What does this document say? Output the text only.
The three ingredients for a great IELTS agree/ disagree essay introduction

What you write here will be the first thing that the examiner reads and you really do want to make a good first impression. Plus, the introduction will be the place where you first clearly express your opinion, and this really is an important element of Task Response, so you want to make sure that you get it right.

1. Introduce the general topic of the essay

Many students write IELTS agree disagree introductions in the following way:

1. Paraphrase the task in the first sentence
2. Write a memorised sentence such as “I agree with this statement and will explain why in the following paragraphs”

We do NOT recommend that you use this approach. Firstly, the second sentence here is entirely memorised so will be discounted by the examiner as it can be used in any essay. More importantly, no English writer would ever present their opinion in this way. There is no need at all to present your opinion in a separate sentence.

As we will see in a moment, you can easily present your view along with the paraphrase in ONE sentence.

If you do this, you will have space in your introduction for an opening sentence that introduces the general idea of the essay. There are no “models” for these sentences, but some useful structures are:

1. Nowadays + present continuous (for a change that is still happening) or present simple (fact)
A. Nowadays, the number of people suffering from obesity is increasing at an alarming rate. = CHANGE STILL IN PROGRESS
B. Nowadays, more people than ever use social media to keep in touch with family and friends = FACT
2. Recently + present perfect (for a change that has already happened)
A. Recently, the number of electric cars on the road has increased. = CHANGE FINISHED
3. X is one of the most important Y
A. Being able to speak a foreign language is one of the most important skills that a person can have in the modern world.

● **What you have to do**
Identify which lines contain the word "with" and copy each one.

● **Task answer**
2. Write a memorised sentence such as “I agree with this statement and will explain why in the following paragraphs”
As we will see in a moment, you can easily present your view along with the paraphrase in ONE sentence.
B. Nowadays, more people than ever use social media to keep in touch with family and friends = FACT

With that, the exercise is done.